→ **Do this**:
Drop the pictures, then extract the listing word for word.

## Start Records provided

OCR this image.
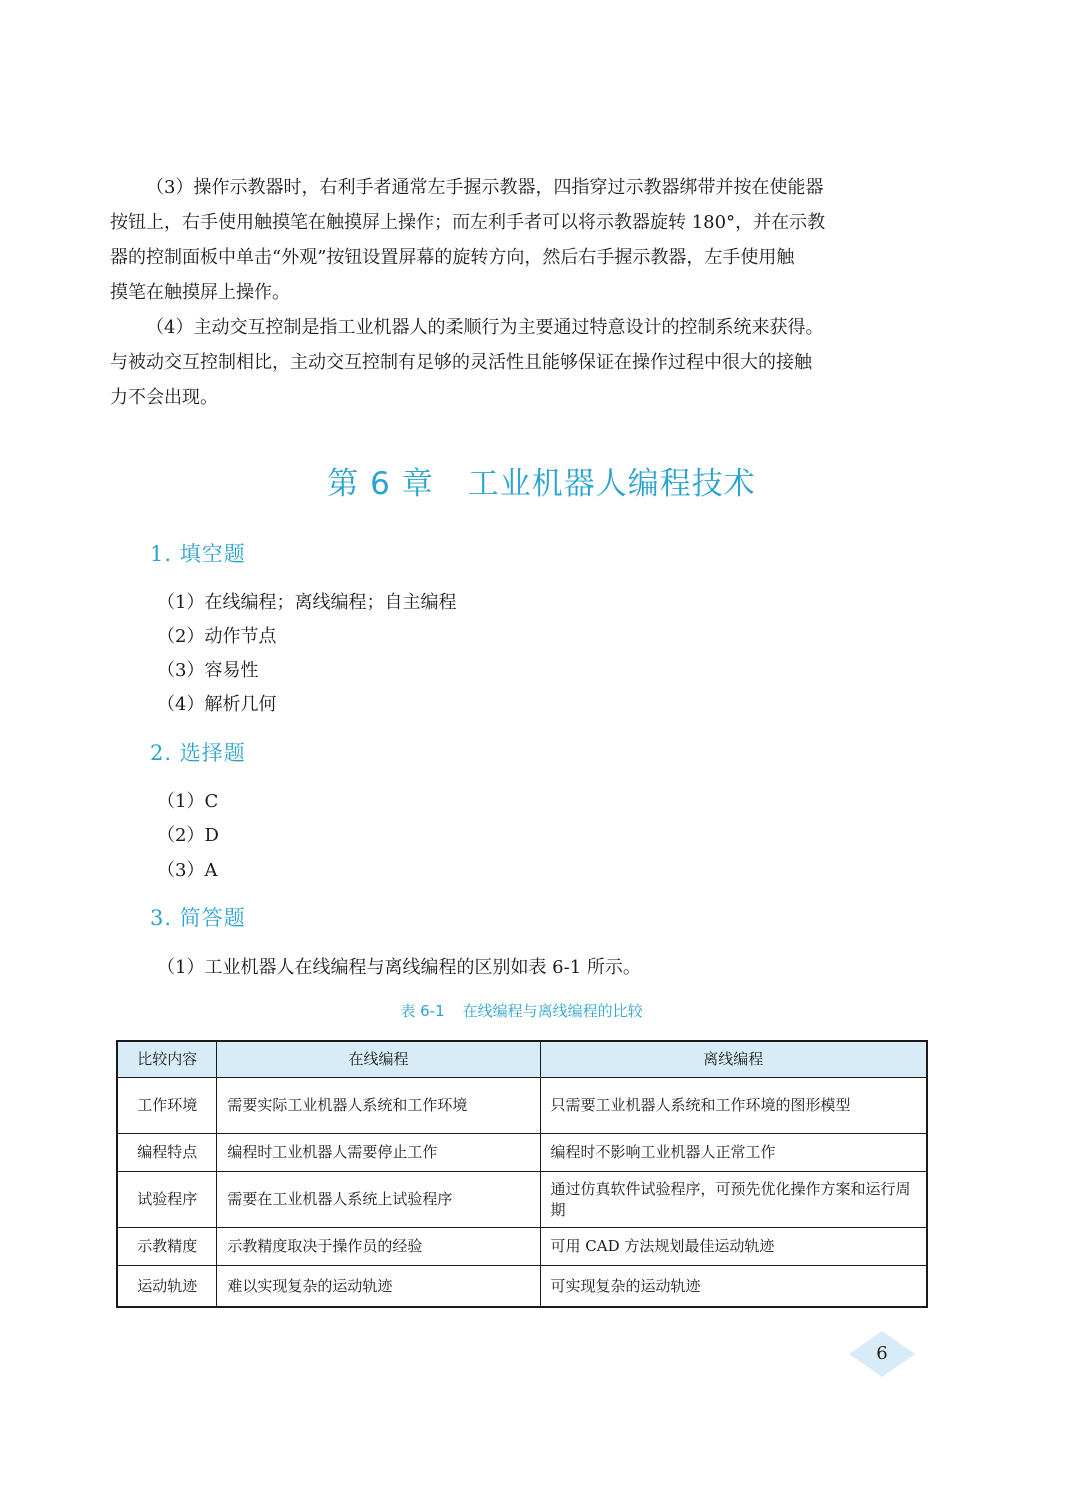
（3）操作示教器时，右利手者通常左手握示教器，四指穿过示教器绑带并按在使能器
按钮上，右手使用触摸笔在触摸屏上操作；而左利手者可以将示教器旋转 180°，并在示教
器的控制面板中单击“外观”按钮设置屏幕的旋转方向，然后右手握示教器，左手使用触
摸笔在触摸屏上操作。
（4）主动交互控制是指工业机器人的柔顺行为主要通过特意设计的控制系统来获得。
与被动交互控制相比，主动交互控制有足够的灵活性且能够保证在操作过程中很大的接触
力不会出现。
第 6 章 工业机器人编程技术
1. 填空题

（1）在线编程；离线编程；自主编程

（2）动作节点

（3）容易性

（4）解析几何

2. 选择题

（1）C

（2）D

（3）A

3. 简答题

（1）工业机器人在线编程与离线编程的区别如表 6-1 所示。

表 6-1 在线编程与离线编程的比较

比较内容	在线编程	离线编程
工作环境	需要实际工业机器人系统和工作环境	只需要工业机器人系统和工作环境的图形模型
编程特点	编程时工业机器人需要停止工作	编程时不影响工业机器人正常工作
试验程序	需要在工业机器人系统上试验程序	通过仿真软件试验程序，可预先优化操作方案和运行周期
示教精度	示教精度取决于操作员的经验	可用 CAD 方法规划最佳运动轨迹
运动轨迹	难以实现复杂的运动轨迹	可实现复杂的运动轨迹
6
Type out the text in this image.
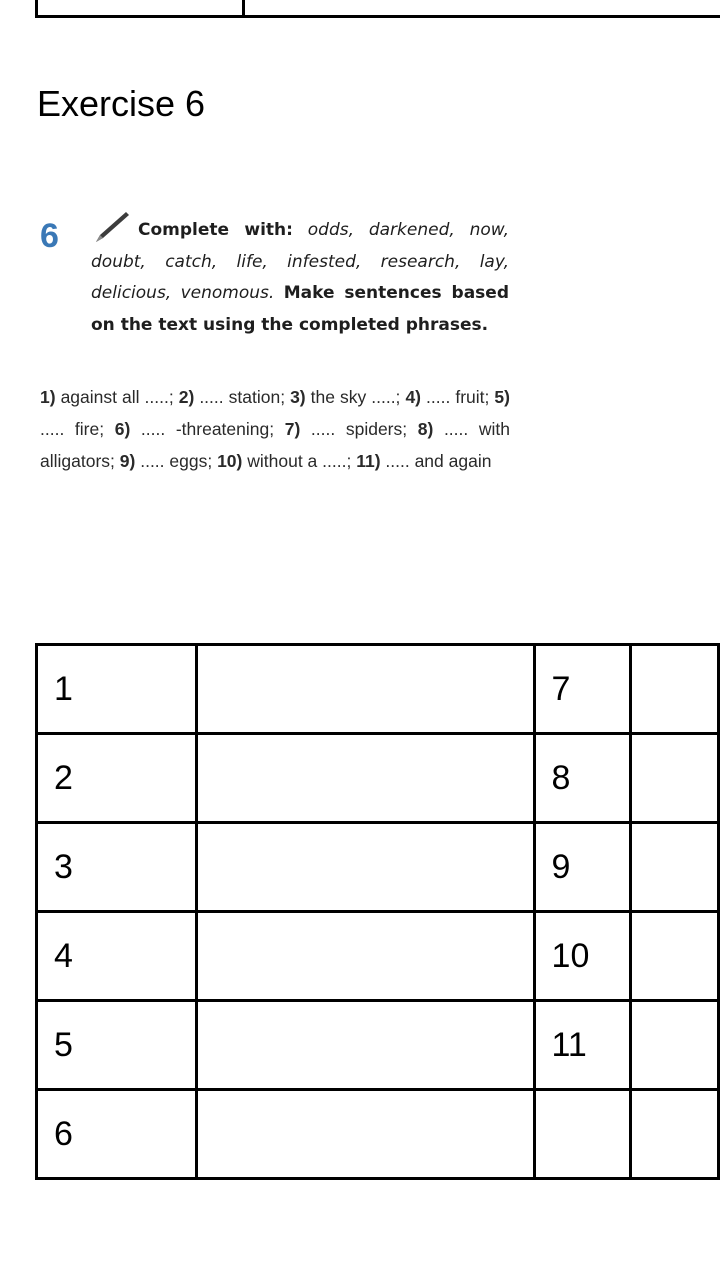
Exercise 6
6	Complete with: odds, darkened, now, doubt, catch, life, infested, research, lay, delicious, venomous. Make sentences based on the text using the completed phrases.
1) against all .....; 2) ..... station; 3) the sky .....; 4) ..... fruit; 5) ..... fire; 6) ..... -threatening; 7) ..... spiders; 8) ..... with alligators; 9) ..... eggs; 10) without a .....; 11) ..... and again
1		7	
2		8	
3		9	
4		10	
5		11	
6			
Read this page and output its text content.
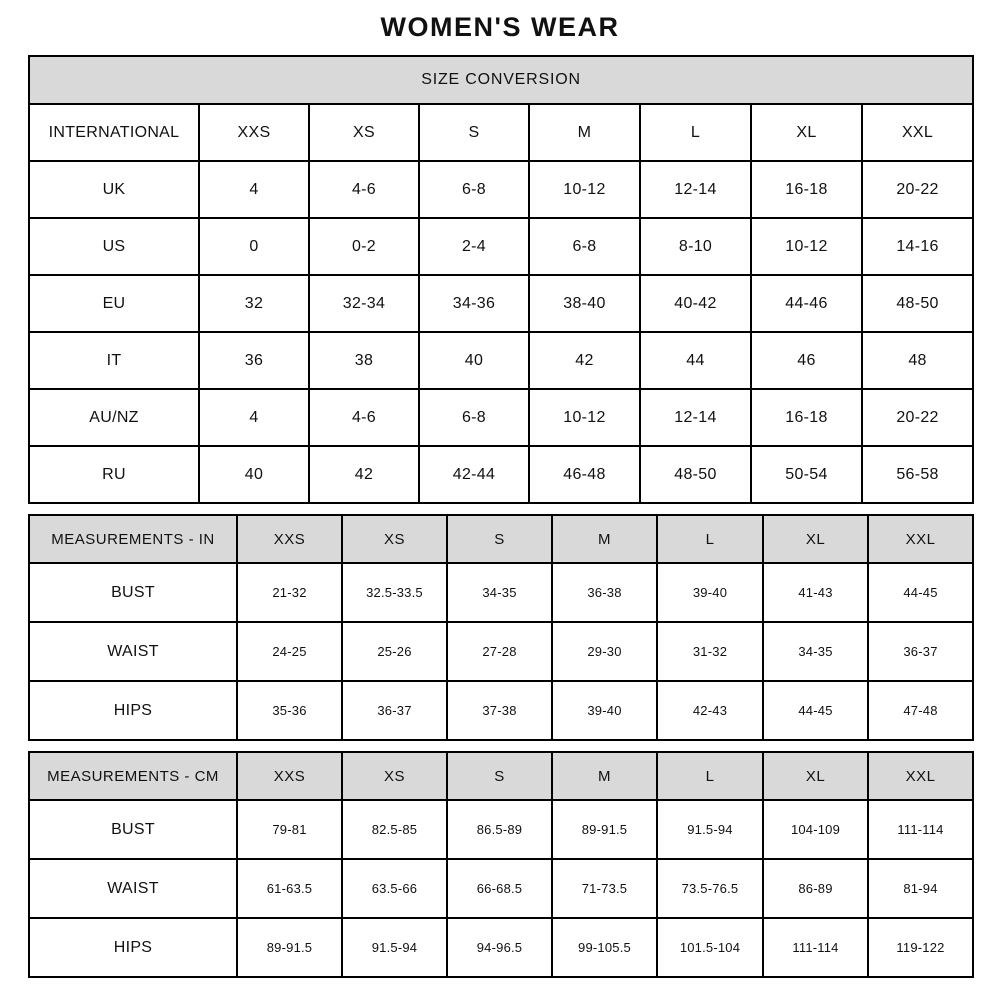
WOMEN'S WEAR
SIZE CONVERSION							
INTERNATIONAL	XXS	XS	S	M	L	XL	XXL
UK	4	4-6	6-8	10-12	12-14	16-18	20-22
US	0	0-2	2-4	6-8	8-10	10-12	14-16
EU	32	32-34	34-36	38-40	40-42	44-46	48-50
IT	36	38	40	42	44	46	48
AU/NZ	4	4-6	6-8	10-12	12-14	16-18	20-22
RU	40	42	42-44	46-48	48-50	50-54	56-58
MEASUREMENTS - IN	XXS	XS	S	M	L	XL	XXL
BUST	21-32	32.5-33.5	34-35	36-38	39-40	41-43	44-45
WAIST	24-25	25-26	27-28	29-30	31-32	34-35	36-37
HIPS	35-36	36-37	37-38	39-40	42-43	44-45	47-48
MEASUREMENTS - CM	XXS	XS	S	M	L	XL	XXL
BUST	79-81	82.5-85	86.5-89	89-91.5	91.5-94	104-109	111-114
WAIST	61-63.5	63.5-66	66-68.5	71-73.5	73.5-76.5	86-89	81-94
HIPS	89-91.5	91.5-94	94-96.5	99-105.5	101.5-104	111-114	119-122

## End Records provided

→ **Task response**:
OCR this image.
（3）操作示教器时，右利手者通常左手握示教器，四指穿过示教器绑带并按在使能器
按钮上，右手使用触摸笔在触摸屏上操作；而左利手者可以将示教器旋转 180°，并在示教
器的控制面板中单击“外观”按钮设置屏幕的旋转方向，然后右手握示教器，左手使用触
摸笔在触摸屏上操作。
（4）主动交互控制是指工业机器人的柔顺行为主要通过特意设计的控制系统来获得。
与被动交互控制相比，主动交互控制有足够的灵活性且能够保证在操作过程中很大的接触
力不会出现。
第 6 章 工业机器人编程技术
1. 填空题

（1）在线编程；离线编程；自主编程

（2）动作节点

（3）容易性

（4）解析几何

2. 选择题

（1）C

（2）D

（3）A

3. 简答题

（1）工业机器人在线编程与离线编程的区别如表 6-1 所示。

表 6-1 在线编程与离线编程的比较

比较内容	在线编程	离线编程
工作环境	需要实际工业机器人系统和工作环境	只需要工业机器人系统和工作环境的图形模型
编程特点	编程时工业机器人需要停止工作	编程时不影响工业机器人正常工作
试验程序	需要在工业机器人系统上试验程序	通过仿真软件试验程序，可预先优化操作方案和运行周期
示教精度	示教精度取决于操作员的经验	可用 CAD 方法规划最佳运动轨迹
运动轨迹	难以实现复杂的运动轨迹	可实现复杂的运动轨迹
6
Type out the text in this image.
Exercise 6
6	Complete with: odds, darkened, now, doubt, catch, life, infested, research, lay, delicious, venomous. Make sentences based on the text using the completed phrases.
1) against all .....; 2) ..... station; 3) the sky .....; 4) ..... fruit; 5) ..... fire; 6) ..... -threatening; 7) ..... spiders; 8) ..... with alligators; 9) ..... eggs; 10) without a .....; 11) ..... and again
1		7	
2		8	
3		9	
4		10	
5		11	
6			
Read this page and output its text content.
WOMEN'S WEAR
SIZE CONVERSION							
INTERNATIONAL	XXS	XS	S	M	L	XL	XXL
UK	4	4-6	6-8	10-12	12-14	16-18	20-22
US	0	0-2	2-4	6-8	8-10	10-12	14-16
EU	32	32-34	34-36	38-40	40-42	44-46	48-50
IT	36	38	40	42	44	46	48
AU/NZ	4	4-6	6-8	10-12	12-14	16-18	20-22
RU	40	42	42-44	46-48	48-50	50-54	56-58
MEASUREMENTS - IN	XXS	XS	S	M	L	XL	XXL
BUST	21-32	32.5-33.5	34-35	36-38	39-40	41-43	44-45
WAIST	24-25	25-26	27-28	29-30	31-32	34-35	36-37
HIPS	35-36	36-37	37-38	39-40	42-43	44-45	47-48
MEASUREMENTS - CM	XXS	XS	S	M	L	XL	XXL
BUST	79-81	82.5-85	86.5-89	89-91.5	91.5-94	104-109	111-114
WAIST	61-63.5	63.5-66	66-68.5	71-73.5	73.5-76.5	86-89	81-94
HIPS	89-91.5	91.5-94	94-96.5	99-105.5	101.5-104	111-114	119-122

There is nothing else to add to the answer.